» **AIM**
What follows is a set of records; restate each one word for word and drop the pictures.

» **SUPPLIED RECORDS**

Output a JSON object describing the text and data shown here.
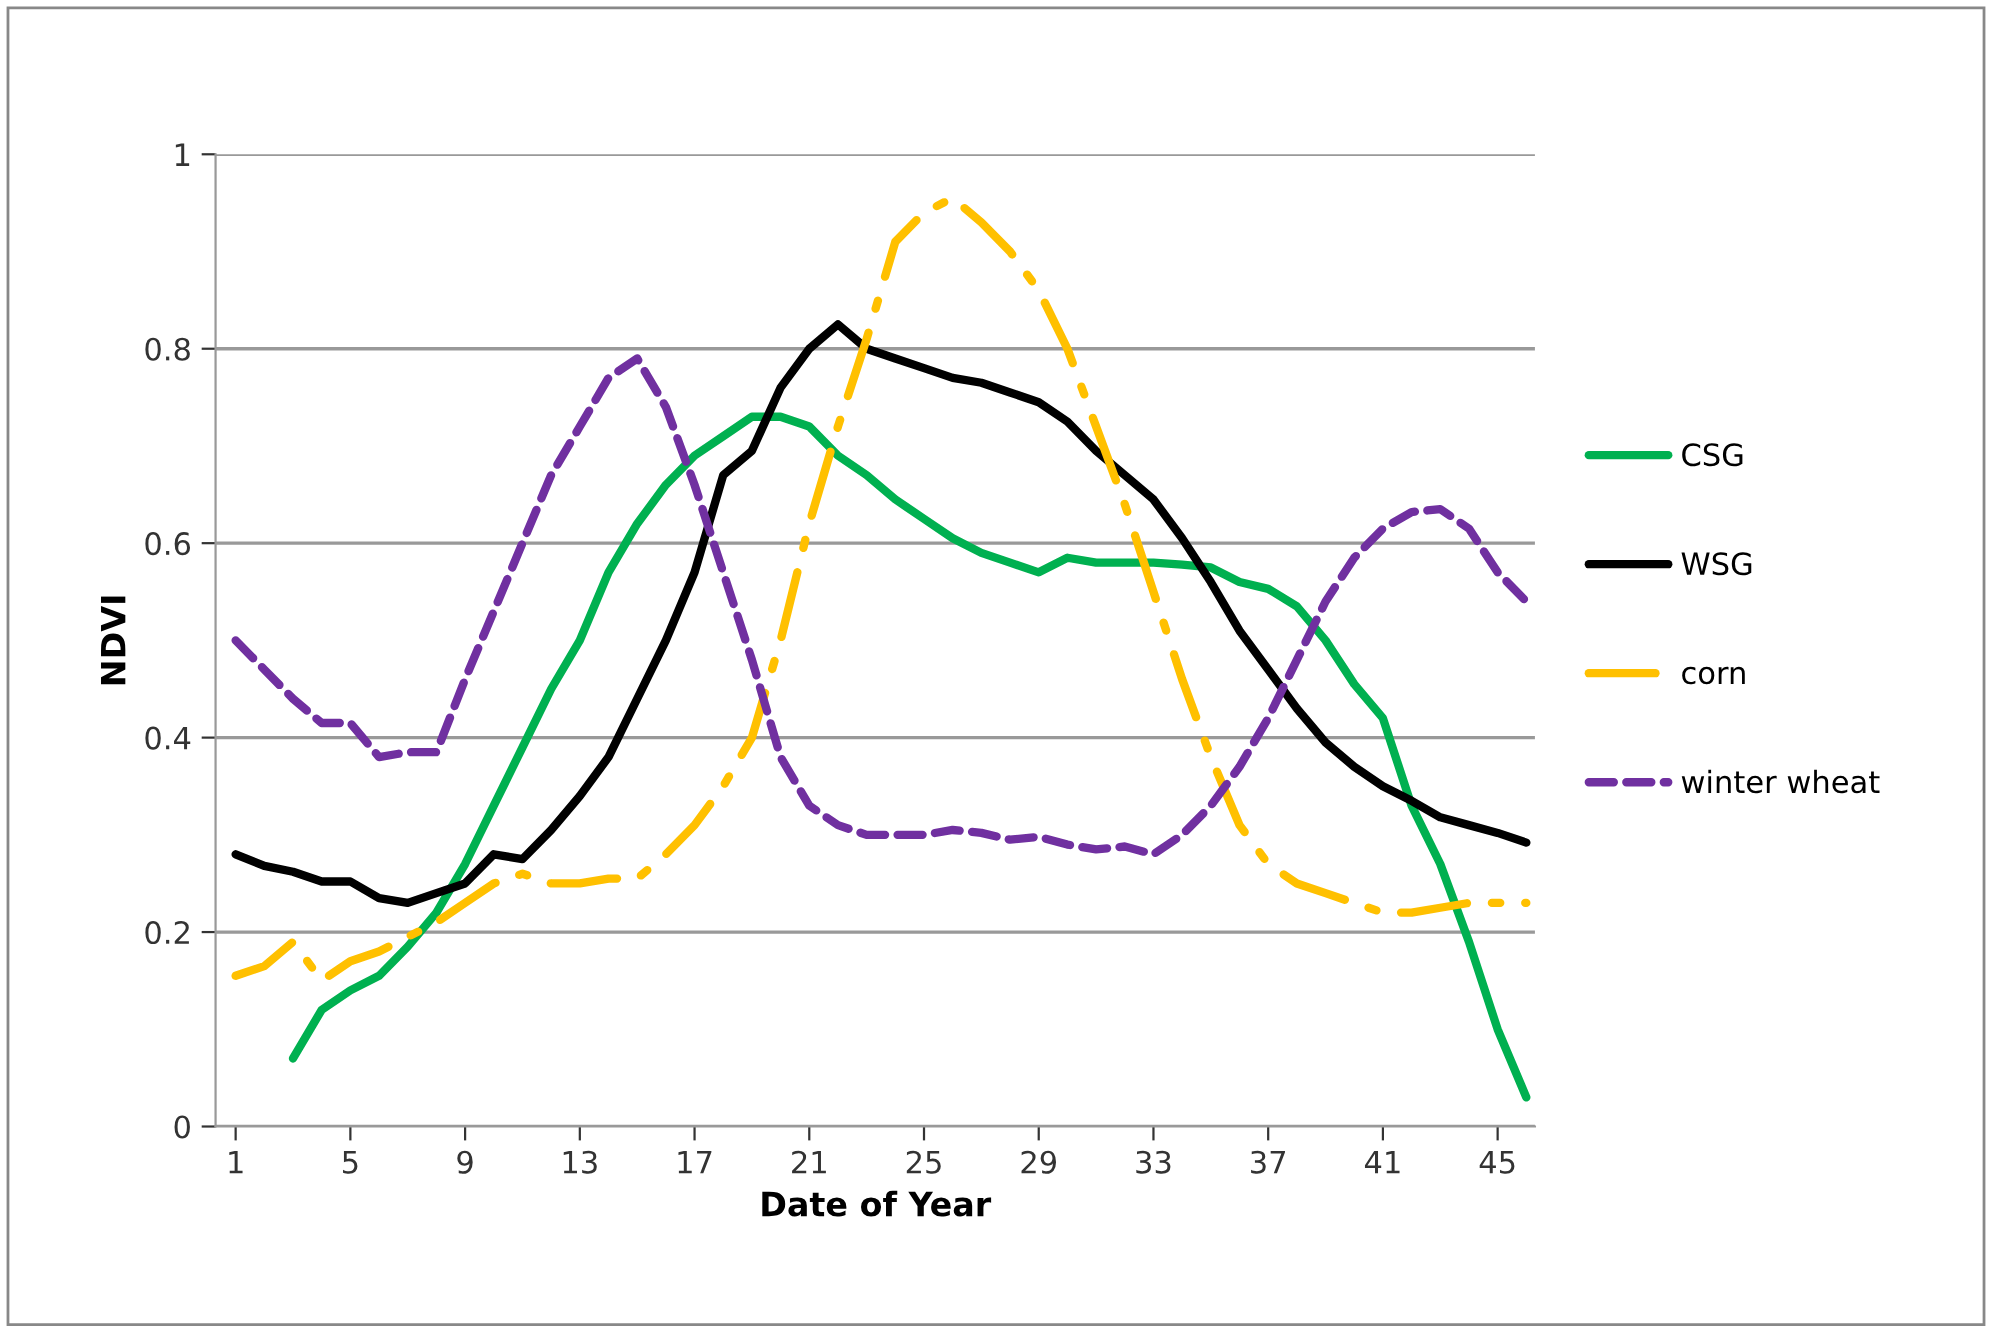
{
  "chart_data": {
    "type": "line",
    "xlabel": "Date of Year",
    "ylabel": "NDVI",
    "x": [
      1,
      2,
      3,
      4,
      5,
      6,
      7,
      8,
      9,
      10,
      11,
      12,
      13,
      14,
      15,
      16,
      17,
      18,
      19,
      20,
      21,
      22,
      23,
      24,
      25,
      26,
      27,
      28,
      29,
      30,
      31,
      32,
      33,
      34,
      35,
      36,
      37,
      38,
      39,
      40,
      41,
      42,
      43,
      44,
      45,
      46
    ],
    "xlim": [
      0.3,
      46.3
    ],
    "xticks": [
      1,
      5,
      9,
      13,
      17,
      21,
      25,
      29,
      33,
      37,
      41,
      45
    ],
    "ylim": [
      0,
      1
    ],
    "yticks": [
      0,
      0.2,
      0.4,
      0.6,
      0.8,
      1
    ],
    "grid": "y",
    "legend": "right",
    "marker": "none",
    "series": [
      {
        "name": "CSG",
        "color": "#00b050",
        "line_style": "solid",
        "values": [
          null,
          null,
          0.07,
          0.12,
          0.14,
          0.155,
          0.185,
          0.22,
          0.27,
          0.33,
          0.39,
          0.45,
          0.5,
          0.57,
          0.62,
          0.66,
          0.69,
          0.71,
          0.73,
          0.73,
          0.72,
          0.69,
          0.67,
          0.645,
          0.625,
          0.605,
          0.59,
          0.58,
          0.57,
          0.585,
          0.58,
          0.58,
          0.58,
          0.578,
          0.575,
          0.56,
          0.553,
          0.535,
          0.5,
          0.455,
          0.42,
          0.33,
          0.27,
          0.19,
          0.1,
          0.03
        ]
      },
      {
        "name": "WSG",
        "color": "#000000",
        "line_style": "solid",
        "values": [
          0.28,
          0.268,
          0.262,
          0.252,
          0.252,
          0.235,
          0.23,
          0.24,
          0.25,
          0.28,
          0.275,
          0.305,
          0.34,
          0.38,
          0.44,
          0.5,
          0.57,
          0.67,
          0.695,
          0.76,
          0.8,
          0.825,
          0.8,
          0.79,
          0.78,
          0.77,
          0.765,
          0.755,
          0.745,
          0.725,
          0.695,
          0.67,
          0.645,
          0.605,
          0.56,
          0.51,
          0.47,
          0.43,
          0.395,
          0.37,
          0.35,
          0.335,
          0.318,
          0.31,
          0.302,
          0.292
        ]
      },
      {
        "name": "corn",
        "color": "#ffc000",
        "line_style": "dashdot",
        "values": [
          0.155,
          0.165,
          0.19,
          0.15,
          0.17,
          0.18,
          0.195,
          0.21,
          0.23,
          0.25,
          0.26,
          0.25,
          0.25,
          0.255,
          0.255,
          0.28,
          0.31,
          0.35,
          0.4,
          0.5,
          0.62,
          0.72,
          0.81,
          0.91,
          0.94,
          0.955,
          0.93,
          0.9,
          0.86,
          0.8,
          0.72,
          0.64,
          0.55,
          0.46,
          0.38,
          0.31,
          0.27,
          0.25,
          0.24,
          0.23,
          0.22,
          0.22,
          0.225,
          0.23,
          0.23,
          0.23
        ]
      },
      {
        "name": "winter wheat",
        "color": "#7030a0",
        "line_style": "dashed",
        "values": [
          0.5,
          0.47,
          0.44,
          0.415,
          0.415,
          0.38,
          0.385,
          0.385,
          0.46,
          0.53,
          0.6,
          0.67,
          0.72,
          0.77,
          0.79,
          0.74,
          0.66,
          0.57,
          0.48,
          0.38,
          0.33,
          0.31,
          0.3,
          0.3,
          0.3,
          0.305,
          0.302,
          0.295,
          0.298,
          0.29,
          0.285,
          0.288,
          0.28,
          0.3,
          0.33,
          0.37,
          0.42,
          0.48,
          0.54,
          0.585,
          0.615,
          0.632,
          0.635,
          0.615,
          0.57,
          0.54
        ]
      }
    ]
  }
}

» **THE REPLY**
Output a JSON object describing the text and data shown here.
{
  "chart_data": {
    "type": "line",
    "xlabel": "Date of Year",
    "ylabel": "NDVI",
    "x": [
      1,
      2,
      3,
      4,
      5,
      6,
      7,
      8,
      9,
      10,
      11,
      12,
      13,
      14,
      15,
      16,
      17,
      18,
      19,
      20,
      21,
      22,
      23,
      24,
      25,
      26,
      27,
      28,
      29,
      30,
      31,
      32,
      33,
      34,
      35,
      36,
      37,
      38,
      39,
      40,
      41,
      42,
      43,
      44,
      45,
      46
    ],
    "xlim": [
      0.3,
      46.3
    ],
    "xticks": [
      1,
      5,
      9,
      13,
      17,
      21,
      25,
      29,
      33,
      37,
      41,
      45
    ],
    "ylim": [
      0,
      1
    ],
    "yticks": [
      0,
      0.2,
      0.4,
      0.6,
      0.8,
      1
    ],
    "grid": "y",
    "legend": "right",
    "marker": "none",
    "series": [
      {
        "name": "CSG",
        "color": "#00b050",
        "line_style": "solid",
        "values": [
          null,
          null,
          0.07,
          0.12,
          0.14,
          0.155,
          0.185,
          0.22,
          0.27,
          0.33,
          0.39,
          0.45,
          0.5,
          0.57,
          0.62,
          0.66,
          0.69,
          0.71,
          0.73,
          0.73,
          0.72,
          0.69,
          0.67,
          0.645,
          0.625,
          0.605,
          0.59,
          0.58,
          0.57,
          0.585,
          0.58,
          0.58,
          0.58,
          0.578,
          0.575,
          0.56,
          0.553,
          0.535,
          0.5,
          0.455,
          0.42,
          0.33,
          0.27,
          0.19,
          0.1,
          0.03
        ]
      },
      {
        "name": "WSG",
        "color": "#000000",
        "line_style": "solid",
        "values": [
          0.28,
          0.268,
          0.262,
          0.252,
          0.252,
          0.235,
          0.23,
          0.24,
          0.25,
          0.28,
          0.275,
          0.305,
          0.34,
          0.38,
          0.44,
          0.5,
          0.57,
          0.67,
          0.695,
          0.76,
          0.8,
          0.825,
          0.8,
          0.79,
          0.78,
          0.77,
          0.765,
          0.755,
          0.745,
          0.725,
          0.695,
          0.67,
          0.645,
          0.605,
          0.56,
          0.51,
          0.47,
          0.43,
          0.395,
          0.37,
          0.35,
          0.335,
          0.318,
          0.31,
          0.302,
          0.292
        ]
      },
      {
        "name": "corn",
        "color": "#ffc000",
        "line_style": "dashdot",
        "values": [
          0.155,
          0.165,
          0.19,
          0.15,
          0.17,
          0.18,
          0.195,
          0.21,
          0.23,
          0.25,
          0.26,
          0.25,
          0.25,
          0.255,
          0.255,
          0.28,
          0.31,
          0.35,
          0.4,
          0.5,
          0.62,
          0.72,
          0.81,
          0.91,
          0.94,
          0.955,
          0.93,
          0.9,
          0.86,
          0.8,
          0.72,
          0.64,
          0.55,
          0.46,
          0.38,
          0.31,
          0.27,
          0.25,
          0.24,
          0.23,
          0.22,
          0.22,
          0.225,
          0.23,
          0.23,
          0.23
        ]
      },
      {
        "name": "winter wheat",
        "color": "#7030a0",
        "line_style": "dashed",
        "values": [
          0.5,
          0.47,
          0.44,
          0.415,
          0.415,
          0.38,
          0.385,
          0.385,
          0.46,
          0.53,
          0.6,
          0.67,
          0.72,
          0.77,
          0.79,
          0.74,
          0.66,
          0.57,
          0.48,
          0.38,
          0.33,
          0.31,
          0.3,
          0.3,
          0.3,
          0.305,
          0.302,
          0.295,
          0.298,
          0.29,
          0.285,
          0.288,
          0.28,
          0.3,
          0.33,
          0.37,
          0.42,
          0.48,
          0.54,
          0.585,
          0.615,
          0.632,
          0.635,
          0.615,
          0.57,
          0.54
        ]
      }
    ]
  }
}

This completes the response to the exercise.